(Publicado luego en el libro
“La virtud del egoísmo”)
Reflexiones en torno a cómo y por qué surgió el Estado, y
cuáles debieran ser sus únicas funciones.
El gobierno es una
institución que tiene el poder exclusivo de hacer cumplir ciertas reglas de
conducta social en una zona geográfica determinada.
¿Necesitan los hombres
tal institución – y por qué?
Dado que la mente del
hombre es su herramienta básica de supervivencia – su medio de adquirir
conocimiento para guiar sus acciones – la condición básica que el hombre
requiere es libertad para pensar y actuar de acuerdo con su juicio racional.
Eso no significa que un hombre deba vivir solo, y que una isla desierta sea el
ambiente que mejor se adapta a sus necesidades. Los hombres pueden obtener
enormes beneficios tratando entre sí. Un ambiente social es el más propicio
para el éxito de su supervivencia, pero sólo bajo ciertas condiciones.

===============

▶ _Enunciado_
Prolonga el texto sobre el origen y las funciones del gobierno a partir de su última oración, manteniendo su tono y su línea argumental.

▶ _Material proporcionado_
===============

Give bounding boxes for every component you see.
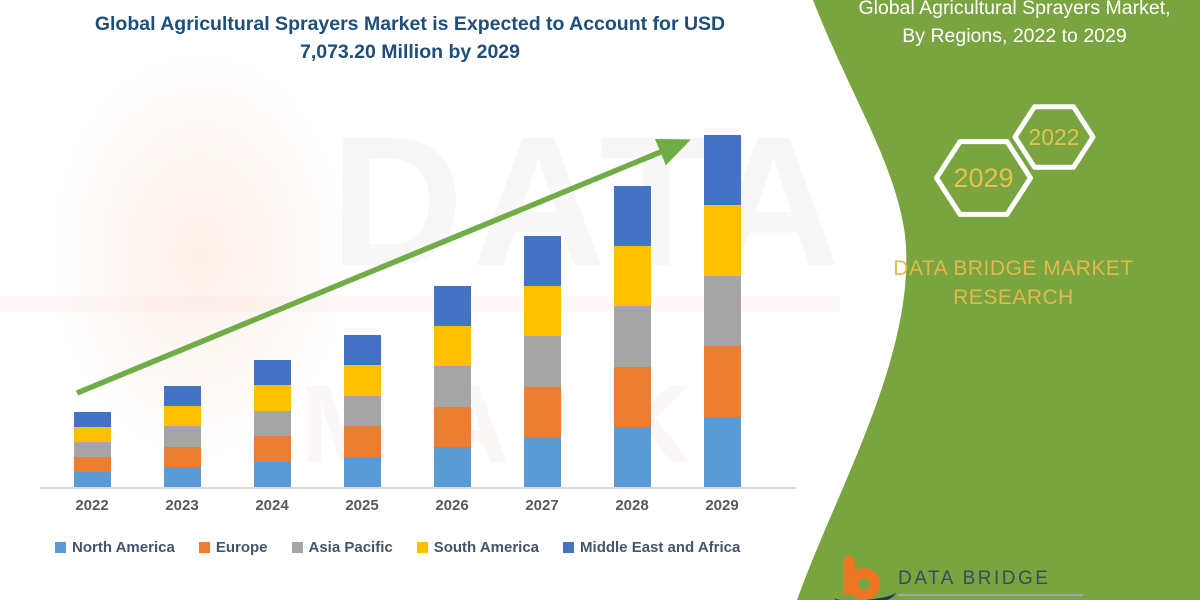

===============

▶ _Resultado_
“Los dos grandes valores que se pueden obtener
de una existencia social son: el conocimiento y el comercio. El hombre es la
única especie que puede transmitir y expandir el conocimiento acumulado de
generación en generación; el conocimiento potencial disponible para un hombre
es mayor que el que cualquier individuo concreto podría empezar a adquirir durante
toda su vida; cada hombre obtiene un beneficio incalculable a partir del
conocimiento descubierto por otros. El segundo gran beneficio es la división
del trabajo: le permite a un hombre poner su esfuerzo en un campo de trabajo
específico, y comerciar con otros que se especializan en campos diferentes. Esa
forma de cooperación permite que todos los que participan en ella logren una
destreza, un conocimiento y un rendimiento productivo de su esfuerzo mucho
mayor que los que podrían conseguir si cada uno tuviera que producir todo lo
que necesita en una isla desierta o en una granja auto-suficiente.
“Pero precisamente esos beneficios muestran,
delimitan y definen qué clase de hombres pueden ser de valor entre sí y en qué
tipo de sociedad: sólo hombres racionales, productivos e independientes en una
sociedad racional, productiva y libre” (“La Ética Objetivista”, La Virtud del
Egoísmo).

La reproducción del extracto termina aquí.